GOAL OF THE EXERCISE: State how many lines of the records contain the string "location", and give no other information.
········
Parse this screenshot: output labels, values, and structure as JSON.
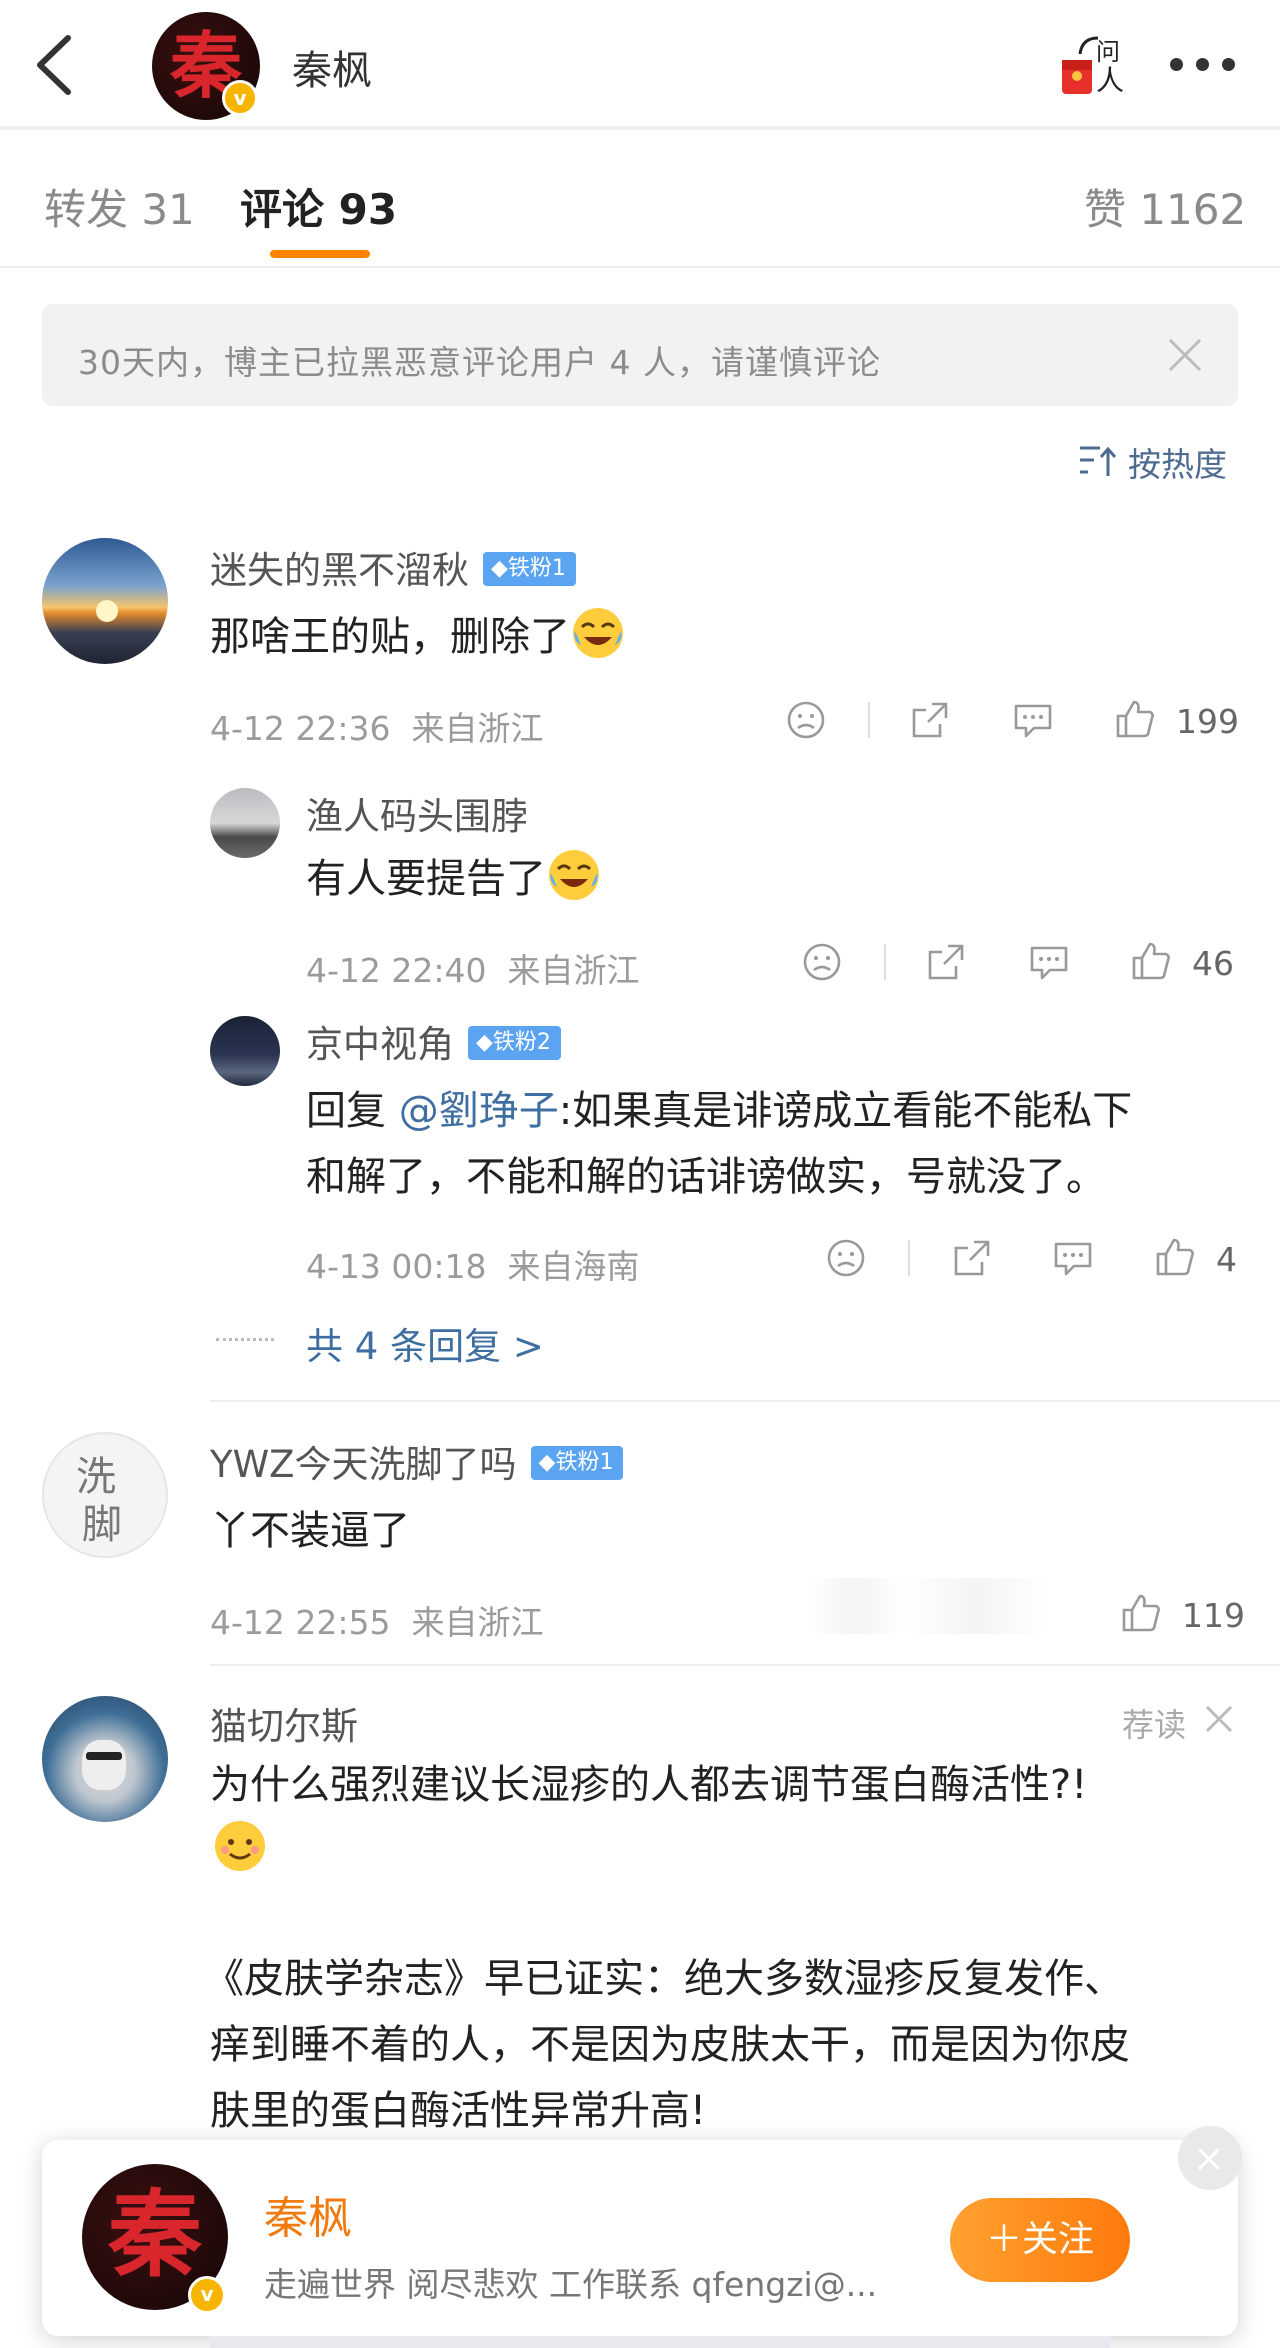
{
  "header": {
    "name": "秦枫",
    "avatar_glyph": "秦",
    "verified_glyph": "v",
    "ask_label_top": "问",
    "ask_label_bottom": "人"
  },
  "tabs": [
    {
      "label": "转发 31"
    },
    {
      "label": "评论 93"
    },
    {
      "label": "赞 1162"
    }
  ],
  "notice": {
    "text": "30天内，博主已拉黑恶意评论用户 4 人，请谨慎评论"
  },
  "sort": {
    "label": "按热度"
  },
  "comments": [
    {
      "user": "迷失的黑不溜秋",
      "badge": "◆铁粉1",
      "text": "那啥王的贴，删除了",
      "time": "4-12 22:36",
      "location": "来自浙江",
      "likes": "199",
      "replies": [
        {
          "user": "渔人码头围脖",
          "text": "有人要提告了",
          "time": "4-12 22:40",
          "location": "来自浙江",
          "likes": "46"
        },
        {
          "user": "京中视角",
          "badge": "◆铁粉2",
          "reply_prefix": "回复 ",
          "mention": "@劉琤子",
          "text_line1": ":如果真是诽谤成立看能不能私下",
          "text_line2": "和解了，不能和解的话诽谤做实，号就没了。",
          "time": "4-13 00:18",
          "location": "来自海南",
          "likes": "4"
        }
      ],
      "more_replies": "共 4 条回复 >"
    },
    {
      "user": "YWZ今天洗脚了吗",
      "badge": "◆铁粉1",
      "avatar_text_1": "洗",
      "avatar_text_2": "脚",
      "text": "丫不装逼了",
      "time": "4-12 22:55",
      "location": "来自浙江",
      "likes": "119"
    },
    {
      "user": "猫切尔斯",
      "rec_label": "荐读",
      "text_line1": "为什么强烈建议长湿疹的人都去调节蛋白酶活性?!",
      "text_line3": "《皮肤学杂志》早已证实：绝大多数湿疹反复发作、",
      "text_line4": "痒到睡不着的人，不是因为皮肤太干，而是因为你皮",
      "text_line5": "肤里的蛋白酶活性异常升高!"
    }
  ],
  "follow_card": {
    "name": "秦枫",
    "desc": "走遍世界 阅尽悲欢 工作联系 qfengzi@...",
    "button": "＋关注"
  },
  "colors": {
    "accent": "#ff8200",
    "link": "#3f6ea0",
    "badge": "#5aa4f2",
    "seal_red": "#d8262c"
  },
  "icons": [
    "back-icon",
    "ask-icon",
    "more-icon",
    "close-icon",
    "sort-icon",
    "dislike-icon",
    "share-icon",
    "comment-icon",
    "like-icon",
    "laugh-cry-emoji",
    "smile-emoji"
  ]
}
········
SOLUTION FOR THIS TASK: 4